• What is needed
Skip all pictures, then print the remaining material exactly.

[Start Data to use]

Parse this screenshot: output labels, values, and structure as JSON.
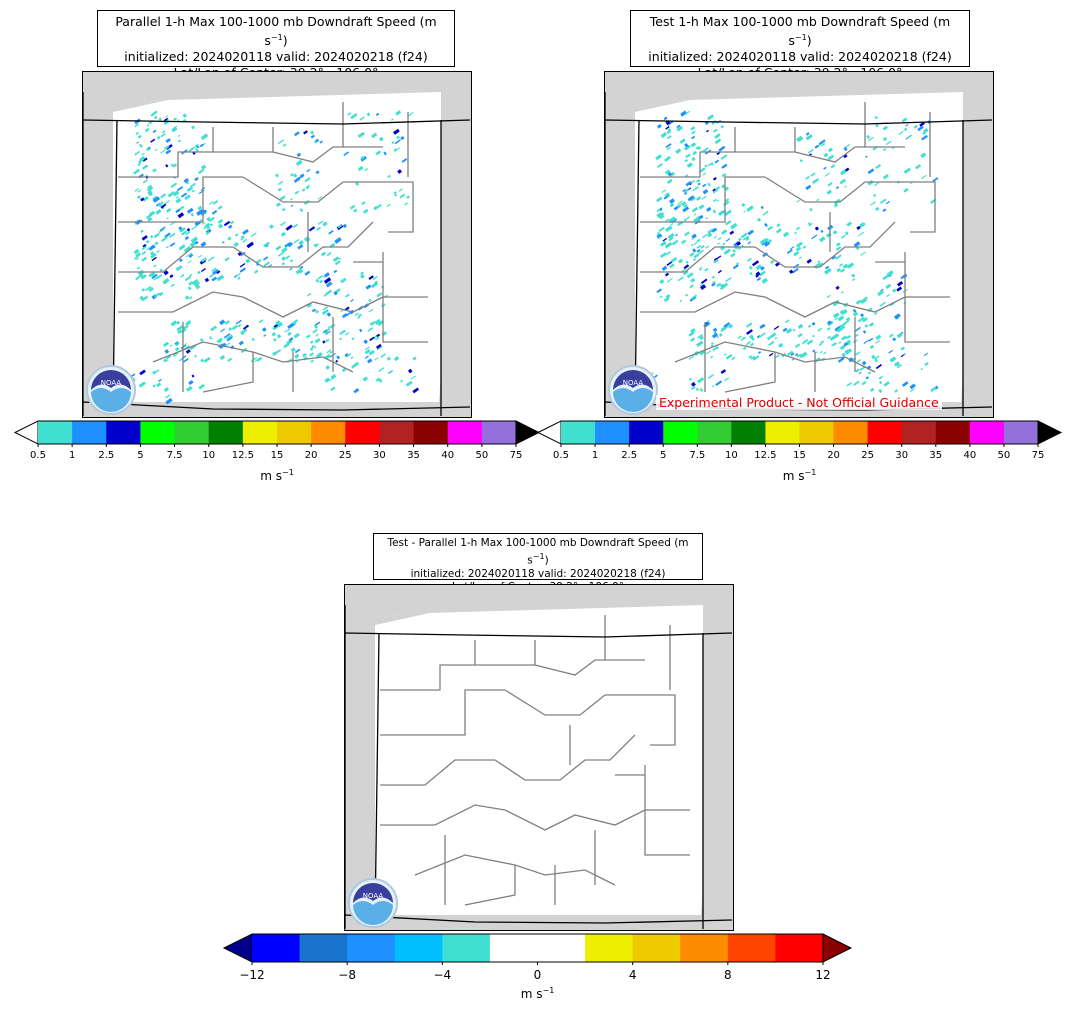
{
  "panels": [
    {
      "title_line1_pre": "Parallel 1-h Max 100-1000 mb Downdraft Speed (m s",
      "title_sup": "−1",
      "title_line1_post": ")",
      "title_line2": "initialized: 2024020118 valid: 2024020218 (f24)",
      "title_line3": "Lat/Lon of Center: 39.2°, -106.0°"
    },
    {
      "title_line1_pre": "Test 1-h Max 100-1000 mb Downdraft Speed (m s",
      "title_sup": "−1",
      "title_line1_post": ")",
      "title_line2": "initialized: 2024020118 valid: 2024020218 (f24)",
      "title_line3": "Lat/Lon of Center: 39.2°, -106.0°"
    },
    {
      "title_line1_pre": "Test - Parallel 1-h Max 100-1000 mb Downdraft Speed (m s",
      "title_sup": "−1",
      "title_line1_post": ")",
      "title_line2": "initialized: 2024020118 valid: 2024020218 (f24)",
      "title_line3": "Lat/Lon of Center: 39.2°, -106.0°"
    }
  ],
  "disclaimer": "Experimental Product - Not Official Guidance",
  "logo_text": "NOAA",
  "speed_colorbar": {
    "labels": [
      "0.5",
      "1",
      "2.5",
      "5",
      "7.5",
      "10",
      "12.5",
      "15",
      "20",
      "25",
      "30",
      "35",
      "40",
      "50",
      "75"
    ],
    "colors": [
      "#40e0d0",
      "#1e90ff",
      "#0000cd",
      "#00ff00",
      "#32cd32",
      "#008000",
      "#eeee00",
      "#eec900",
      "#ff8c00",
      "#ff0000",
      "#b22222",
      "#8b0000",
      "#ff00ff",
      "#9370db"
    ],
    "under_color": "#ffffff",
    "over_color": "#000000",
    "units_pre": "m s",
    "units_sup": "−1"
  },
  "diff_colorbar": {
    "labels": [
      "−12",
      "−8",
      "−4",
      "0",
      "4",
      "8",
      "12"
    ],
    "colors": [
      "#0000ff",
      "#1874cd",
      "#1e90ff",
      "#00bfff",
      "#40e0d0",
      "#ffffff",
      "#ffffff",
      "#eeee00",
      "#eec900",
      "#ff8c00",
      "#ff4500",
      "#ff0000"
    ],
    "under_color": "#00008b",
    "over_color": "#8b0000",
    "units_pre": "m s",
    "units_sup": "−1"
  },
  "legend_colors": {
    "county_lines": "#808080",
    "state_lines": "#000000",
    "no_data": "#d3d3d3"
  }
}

[End Data to use]

• Full solution
Parse this screenshot: output labels, values, and structure as JSON.
{
  "panels": [
    {
      "title_line1_pre": "Parallel 1-h Max 100-1000 mb Downdraft Speed (m s",
      "title_sup": "−1",
      "title_line1_post": ")",
      "title_line2": "initialized: 2024020118 valid: 2024020218 (f24)",
      "title_line3": "Lat/Lon of Center: 39.2°, -106.0°"
    },
    {
      "title_line1_pre": "Test 1-h Max 100-1000 mb Downdraft Speed (m s",
      "title_sup": "−1",
      "title_line1_post": ")",
      "title_line2": "initialized: 2024020118 valid: 2024020218 (f24)",
      "title_line3": "Lat/Lon of Center: 39.2°, -106.0°"
    },
    {
      "title_line1_pre": "Test - Parallel 1-h Max 100-1000 mb Downdraft Speed (m s",
      "title_sup": "−1",
      "title_line1_post": ")",
      "title_line2": "initialized: 2024020118 valid: 2024020218 (f24)",
      "title_line3": "Lat/Lon of Center: 39.2°, -106.0°"
    }
  ],
  "disclaimer": "Experimental Product - Not Official Guidance",
  "logo_text": "NOAA",
  "speed_colorbar": {
    "labels": [
      "0.5",
      "1",
      "2.5",
      "5",
      "7.5",
      "10",
      "12.5",
      "15",
      "20",
      "25",
      "30",
      "35",
      "40",
      "50",
      "75"
    ],
    "colors": [
      "#40e0d0",
      "#1e90ff",
      "#0000cd",
      "#00ff00",
      "#32cd32",
      "#008000",
      "#eeee00",
      "#eec900",
      "#ff8c00",
      "#ff0000",
      "#b22222",
      "#8b0000",
      "#ff00ff",
      "#9370db"
    ],
    "under_color": "#ffffff",
    "over_color": "#000000",
    "units_pre": "m s",
    "units_sup": "−1"
  },
  "diff_colorbar": {
    "labels": [
      "−12",
      "−8",
      "−4",
      "0",
      "4",
      "8",
      "12"
    ],
    "colors": [
      "#0000ff",
      "#1874cd",
      "#1e90ff",
      "#00bfff",
      "#40e0d0",
      "#ffffff",
      "#ffffff",
      "#eeee00",
      "#eec900",
      "#ff8c00",
      "#ff4500",
      "#ff0000"
    ],
    "under_color": "#00008b",
    "over_color": "#8b0000",
    "units_pre": "m s",
    "units_sup": "−1"
  },
  "legend_colors": {
    "county_lines": "#808080",
    "state_lines": "#000000",
    "no_data": "#d3d3d3"
  }
}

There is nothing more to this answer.